(Stored data entries)
_ _ _ _ _
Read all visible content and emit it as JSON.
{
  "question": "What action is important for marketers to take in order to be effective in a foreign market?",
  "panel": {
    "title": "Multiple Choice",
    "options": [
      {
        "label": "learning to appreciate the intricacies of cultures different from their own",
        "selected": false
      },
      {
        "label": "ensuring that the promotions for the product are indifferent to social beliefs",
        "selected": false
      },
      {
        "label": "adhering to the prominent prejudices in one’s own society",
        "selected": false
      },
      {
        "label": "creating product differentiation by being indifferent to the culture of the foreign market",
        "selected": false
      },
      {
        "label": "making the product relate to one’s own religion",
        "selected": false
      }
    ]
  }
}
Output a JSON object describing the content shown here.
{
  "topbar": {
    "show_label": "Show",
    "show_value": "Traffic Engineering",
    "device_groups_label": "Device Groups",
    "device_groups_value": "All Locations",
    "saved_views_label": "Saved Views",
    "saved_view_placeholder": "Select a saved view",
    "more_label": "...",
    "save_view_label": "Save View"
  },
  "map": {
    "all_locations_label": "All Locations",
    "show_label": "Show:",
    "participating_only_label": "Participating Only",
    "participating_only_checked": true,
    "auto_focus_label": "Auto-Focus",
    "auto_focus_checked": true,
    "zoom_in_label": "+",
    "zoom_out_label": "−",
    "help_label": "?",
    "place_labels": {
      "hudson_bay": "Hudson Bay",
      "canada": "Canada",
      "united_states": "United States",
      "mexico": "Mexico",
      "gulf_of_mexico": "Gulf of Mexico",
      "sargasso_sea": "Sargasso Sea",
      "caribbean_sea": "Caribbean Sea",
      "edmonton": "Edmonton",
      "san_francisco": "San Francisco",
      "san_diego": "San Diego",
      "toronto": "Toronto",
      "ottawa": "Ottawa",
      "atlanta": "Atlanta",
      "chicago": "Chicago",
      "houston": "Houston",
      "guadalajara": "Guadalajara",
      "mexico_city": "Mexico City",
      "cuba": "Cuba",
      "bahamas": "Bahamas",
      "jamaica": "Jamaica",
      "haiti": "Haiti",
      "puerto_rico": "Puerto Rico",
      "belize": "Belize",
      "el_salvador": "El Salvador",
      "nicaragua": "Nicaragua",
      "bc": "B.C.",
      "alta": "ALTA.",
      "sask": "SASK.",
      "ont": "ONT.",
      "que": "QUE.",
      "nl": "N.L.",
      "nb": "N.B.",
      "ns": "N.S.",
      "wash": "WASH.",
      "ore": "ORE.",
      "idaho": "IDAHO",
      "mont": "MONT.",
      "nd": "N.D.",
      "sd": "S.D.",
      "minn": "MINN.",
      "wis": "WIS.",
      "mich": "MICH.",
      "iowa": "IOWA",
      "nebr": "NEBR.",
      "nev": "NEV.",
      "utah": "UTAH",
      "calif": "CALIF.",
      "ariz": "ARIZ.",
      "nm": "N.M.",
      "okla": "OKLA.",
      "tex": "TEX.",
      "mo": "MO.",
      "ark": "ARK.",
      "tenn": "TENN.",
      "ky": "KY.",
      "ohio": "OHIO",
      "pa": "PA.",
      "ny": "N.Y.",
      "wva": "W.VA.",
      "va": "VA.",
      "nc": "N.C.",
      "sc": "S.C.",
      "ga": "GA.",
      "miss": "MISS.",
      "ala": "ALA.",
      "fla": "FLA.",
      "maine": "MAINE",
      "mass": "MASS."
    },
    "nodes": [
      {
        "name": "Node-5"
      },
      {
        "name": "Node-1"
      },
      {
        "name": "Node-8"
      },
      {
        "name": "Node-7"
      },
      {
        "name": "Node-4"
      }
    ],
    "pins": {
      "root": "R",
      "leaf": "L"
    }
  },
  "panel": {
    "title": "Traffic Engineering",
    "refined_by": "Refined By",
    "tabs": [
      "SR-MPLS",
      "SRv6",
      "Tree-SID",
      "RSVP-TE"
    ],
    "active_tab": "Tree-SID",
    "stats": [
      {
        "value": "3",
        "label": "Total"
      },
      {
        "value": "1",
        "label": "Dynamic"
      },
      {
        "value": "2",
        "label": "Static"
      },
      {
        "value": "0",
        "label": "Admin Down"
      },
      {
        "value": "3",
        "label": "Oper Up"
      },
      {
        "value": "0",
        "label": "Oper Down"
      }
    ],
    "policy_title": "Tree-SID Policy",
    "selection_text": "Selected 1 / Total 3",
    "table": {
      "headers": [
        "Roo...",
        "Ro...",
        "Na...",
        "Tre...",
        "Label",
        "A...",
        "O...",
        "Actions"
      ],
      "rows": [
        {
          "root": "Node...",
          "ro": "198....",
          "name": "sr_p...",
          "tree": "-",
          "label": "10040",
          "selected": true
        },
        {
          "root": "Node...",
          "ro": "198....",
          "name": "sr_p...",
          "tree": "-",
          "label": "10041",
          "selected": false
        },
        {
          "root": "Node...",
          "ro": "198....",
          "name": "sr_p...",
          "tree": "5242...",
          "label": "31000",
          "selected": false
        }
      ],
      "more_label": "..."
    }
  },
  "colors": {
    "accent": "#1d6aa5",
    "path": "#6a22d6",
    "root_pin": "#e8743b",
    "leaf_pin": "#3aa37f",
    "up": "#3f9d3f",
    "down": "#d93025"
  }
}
_ _ _ _ _
Quote every record above exactly.

Read all visible content and emit it as JSON.
{
  "question": "What action is important for marketers to take in order to be effective in a foreign market?",
  "panel": {
    "title": "Multiple Choice",
    "options": [
      {
        "label": "learning to appreciate the intricacies of cultures different from their own",
        "selected": false
      },
      {
        "label": "ensuring that the promotions for the product are indifferent to social beliefs",
        "selected": false
      },
      {
        "label": "adhering to the prominent prejudices in one’s own society",
        "selected": false
      },
      {
        "label": "creating product differentiation by being indifferent to the culture of the foreign market",
        "selected": false
      },
      {
        "label": "making the product relate to one’s own religion",
        "selected": false
      }
    ]
  }
}
Output a JSON object describing the content shown here.
{
  "topbar": {
    "show_label": "Show",
    "show_value": "Traffic Engineering",
    "device_groups_label": "Device Groups",
    "device_groups_value": "All Locations",
    "saved_views_label": "Saved Views",
    "saved_view_placeholder": "Select a saved view",
    "more_label": "...",
    "save_view_label": "Save View"
  },
  "map": {
    "all_locations_label": "All Locations",
    "show_label": "Show:",
    "participating_only_label": "Participating Only",
    "participating_only_checked": true,
    "auto_focus_label": "Auto-Focus",
    "auto_focus_checked": true,
    "zoom_in_label": "+",
    "zoom_out_label": "−",
    "help_label": "?",
    "place_labels": {
      "hudson_bay": "Hudson Bay",
      "canada": "Canada",
      "united_states": "United States",
      "mexico": "Mexico",
      "gulf_of_mexico": "Gulf of Mexico",
      "sargasso_sea": "Sargasso Sea",
      "caribbean_sea": "Caribbean Sea",
      "edmonton": "Edmonton",
      "san_francisco": "San Francisco",
      "san_diego": "San Diego",
      "toronto": "Toronto",
      "ottawa": "Ottawa",
      "atlanta": "Atlanta",
      "chicago": "Chicago",
      "houston": "Houston",
      "guadalajara": "Guadalajara",
      "mexico_city": "Mexico City",
      "cuba": "Cuba",
      "bahamas": "Bahamas",
      "jamaica": "Jamaica",
      "haiti": "Haiti",
      "puerto_rico": "Puerto Rico",
      "belize": "Belize",
      "el_salvador": "El Salvador",
      "nicaragua": "Nicaragua",
      "bc": "B.C.",
      "alta": "ALTA.",
      "sask": "SASK.",
      "ont": "ONT.",
      "que": "QUE.",
      "nl": "N.L.",
      "nb": "N.B.",
      "ns": "N.S.",
      "wash": "WASH.",
      "ore": "ORE.",
      "idaho": "IDAHO",
      "mont": "MONT.",
      "nd": "N.D.",
      "sd": "S.D.",
      "minn": "MINN.",
      "wis": "WIS.",
      "mich": "MICH.",
      "iowa": "IOWA",
      "nebr": "NEBR.",
      "nev": "NEV.",
      "utah": "UTAH",
      "calif": "CALIF.",
      "ariz": "ARIZ.",
      "nm": "N.M.",
      "okla": "OKLA.",
      "tex": "TEX.",
      "mo": "MO.",
      "ark": "ARK.",
      "tenn": "TENN.",
      "ky": "KY.",
      "ohio": "OHIO",
      "pa": "PA.",
      "ny": "N.Y.",
      "wva": "W.VA.",
      "va": "VA.",
      "nc": "N.C.",
      "sc": "S.C.",
      "ga": "GA.",
      "miss": "MISS.",
      "ala": "ALA.",
      "fla": "FLA.",
      "maine": "MAINE",
      "mass": "MASS."
    },
    "nodes": [
      {
        "name": "Node-5"
      },
      {
        "name": "Node-1"
      },
      {
        "name": "Node-8"
      },
      {
        "name": "Node-7"
      },
      {
        "name": "Node-4"
      }
    ],
    "pins": {
      "root": "R",
      "leaf": "L"
    }
  },
  "panel": {
    "title": "Traffic Engineering",
    "refined_by": "Refined By",
    "tabs": [
      "SR-MPLS",
      "SRv6",
      "Tree-SID",
      "RSVP-TE"
    ],
    "active_tab": "Tree-SID",
    "stats": [
      {
        "value": "3",
        "label": "Total"
      },
      {
        "value": "1",
        "label": "Dynamic"
      },
      {
        "value": "2",
        "label": "Static"
      },
      {
        "value": "0",
        "label": "Admin Down"
      },
      {
        "value": "3",
        "label": "Oper Up"
      },
      {
        "value": "0",
        "label": "Oper Down"
      }
    ],
    "policy_title": "Tree-SID Policy",
    "selection_text": "Selected 1 / Total 3",
    "table": {
      "headers": [
        "Roo...",
        "Ro...",
        "Na...",
        "Tre...",
        "Label",
        "A...",
        "O...",
        "Actions"
      ],
      "rows": [
        {
          "root": "Node...",
          "ro": "198....",
          "name": "sr_p...",
          "tree": "-",
          "label": "10040",
          "selected": true
        },
        {
          "root": "Node...",
          "ro": "198....",
          "name": "sr_p...",
          "tree": "-",
          "label": "10041",
          "selected": false
        },
        {
          "root": "Node...",
          "ro": "198....",
          "name": "sr_p...",
          "tree": "5242...",
          "label": "31000",
          "selected": false
        }
      ],
      "more_label": "..."
    }
  },
  "colors": {
    "accent": "#1d6aa5",
    "path": "#6a22d6",
    "root_pin": "#e8743b",
    "leaf_pin": "#3aa37f",
    "up": "#3f9d3f",
    "down": "#d93025"
  }
}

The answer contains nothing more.